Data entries
__________________________________________________

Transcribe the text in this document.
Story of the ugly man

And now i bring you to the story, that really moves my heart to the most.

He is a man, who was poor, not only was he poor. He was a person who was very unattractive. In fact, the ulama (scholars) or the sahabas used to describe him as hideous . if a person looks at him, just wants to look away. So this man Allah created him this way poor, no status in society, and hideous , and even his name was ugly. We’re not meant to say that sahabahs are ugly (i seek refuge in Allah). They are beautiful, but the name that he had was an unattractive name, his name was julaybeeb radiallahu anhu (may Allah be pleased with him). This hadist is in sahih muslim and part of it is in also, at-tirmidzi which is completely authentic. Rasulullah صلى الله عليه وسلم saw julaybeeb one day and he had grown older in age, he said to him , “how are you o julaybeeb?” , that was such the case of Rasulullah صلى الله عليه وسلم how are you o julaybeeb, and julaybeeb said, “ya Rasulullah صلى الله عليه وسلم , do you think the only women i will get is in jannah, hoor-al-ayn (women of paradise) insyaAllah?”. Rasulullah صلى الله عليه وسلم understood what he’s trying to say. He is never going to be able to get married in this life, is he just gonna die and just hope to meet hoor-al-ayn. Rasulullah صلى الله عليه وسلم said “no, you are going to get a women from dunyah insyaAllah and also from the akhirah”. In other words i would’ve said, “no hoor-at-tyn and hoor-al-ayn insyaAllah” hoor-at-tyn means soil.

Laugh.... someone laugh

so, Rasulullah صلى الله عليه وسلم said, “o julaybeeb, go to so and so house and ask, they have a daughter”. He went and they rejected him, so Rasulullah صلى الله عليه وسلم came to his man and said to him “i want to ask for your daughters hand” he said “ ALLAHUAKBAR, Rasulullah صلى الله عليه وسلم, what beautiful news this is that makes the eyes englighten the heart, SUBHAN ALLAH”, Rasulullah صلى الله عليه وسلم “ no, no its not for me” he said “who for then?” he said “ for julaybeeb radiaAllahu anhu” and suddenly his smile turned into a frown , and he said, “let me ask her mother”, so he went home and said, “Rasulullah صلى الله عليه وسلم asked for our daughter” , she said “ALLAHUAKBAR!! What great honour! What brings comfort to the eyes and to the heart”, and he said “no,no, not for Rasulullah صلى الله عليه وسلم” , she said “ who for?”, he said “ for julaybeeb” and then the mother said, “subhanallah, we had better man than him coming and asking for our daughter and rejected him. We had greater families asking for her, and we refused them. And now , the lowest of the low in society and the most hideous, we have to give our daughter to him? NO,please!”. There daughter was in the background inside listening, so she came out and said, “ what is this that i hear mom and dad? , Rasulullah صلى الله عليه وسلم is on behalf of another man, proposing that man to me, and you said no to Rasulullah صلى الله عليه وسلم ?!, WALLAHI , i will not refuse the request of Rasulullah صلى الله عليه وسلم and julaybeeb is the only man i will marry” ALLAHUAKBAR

__________________________________________________

— Written task —
Type out the full listing again, exactly as given.

— Solution —
Transcribe the text in this document.
Story of the ugly man

And now i bring you to the story, that really moves my heart to the most.

He is a man, who was poor, not only was he poor. He was a person who was very unattractive. In fact, the ulama (scholars) or the sahabas used to describe him as hideous . if a person looks at him, just wants to look away. So this man Allah created him this way poor, no status in society, and hideous , and even his name was ugly. We’re not meant to say that sahabahs are ugly (i seek refuge in Allah). They are beautiful, but the name that he had was an unattractive name, his name was julaybeeb radiallahu anhu (may Allah be pleased with him). This hadist is in sahih muslim and part of it is in also, at-tirmidzi which is completely authentic. Rasulullah صلى الله عليه وسلم saw julaybeeb one day and he had grown older in age, he said to him , “how are you o julaybeeb?” , that was such the case of Rasulullah صلى الله عليه وسلم how are you o julaybeeb, and julaybeeb said, “ya Rasulullah صلى الله عليه وسلم , do you think the only women i will get is in jannah, hoor-al-ayn (women of paradise) insyaAllah?”. Rasulullah صلى الله عليه وسلم understood what he’s trying to say. He is never going to be able to get married in this life, is he just gonna die and just hope to meet hoor-al-ayn. Rasulullah صلى الله عليه وسلم said “no, you are going to get a women from dunyah insyaAllah and also from the akhirah”. In other words i would’ve said, “no hoor-at-tyn and hoor-al-ayn insyaAllah” hoor-at-tyn means soil.

Laugh.... someone laugh

so, Rasulullah صلى الله عليه وسلم said, “o julaybeeb, go to so and so house and ask, they have a daughter”. He went and they rejected him, so Rasulullah صلى الله عليه وسلم came to his man and said to him “i want to ask for your daughters hand” he said “ ALLAHUAKBAR, Rasulullah صلى الله عليه وسلم, what beautiful news this is that makes the eyes englighten the heart, SUBHAN ALLAH”, Rasulullah صلى الله عليه وسلم “ no, no its not for me” he said “who for then?” he said “ for julaybeeb radiaAllahu anhu” and suddenly his smile turned into a frown , and he said, “let me ask her mother”, so he went home and said, “Rasulullah صلى الله عليه وسلم asked for our daughter” , she said “ALLAHUAKBAR!! What great honour! What brings comfort to the eyes and to the heart”, and he said “no,no, not for Rasulullah صلى الله عليه وسلم” , she said “ who for?”, he said “ for julaybeeb” and then the mother said, “subhanallah, we had better man than him coming and asking for our daughter and rejected him. We had greater families asking for her, and we refused them. And now , the lowest of the low in society and the most hideous, we have to give our daughter to him? NO,please!”. There daughter was in the background inside listening, so she came out and said, “ what is this that i hear mom and dad? , Rasulullah صلى الله عليه وسلم is on behalf of another man, proposing that man to me, and you said no to Rasulullah صلى الله عليه وسلم ?!, WALLAHI , i will not refuse the request of Rasulullah صلى الله عليه وسلم and julaybeeb is the only man i will marry” ALLAHUAKBAR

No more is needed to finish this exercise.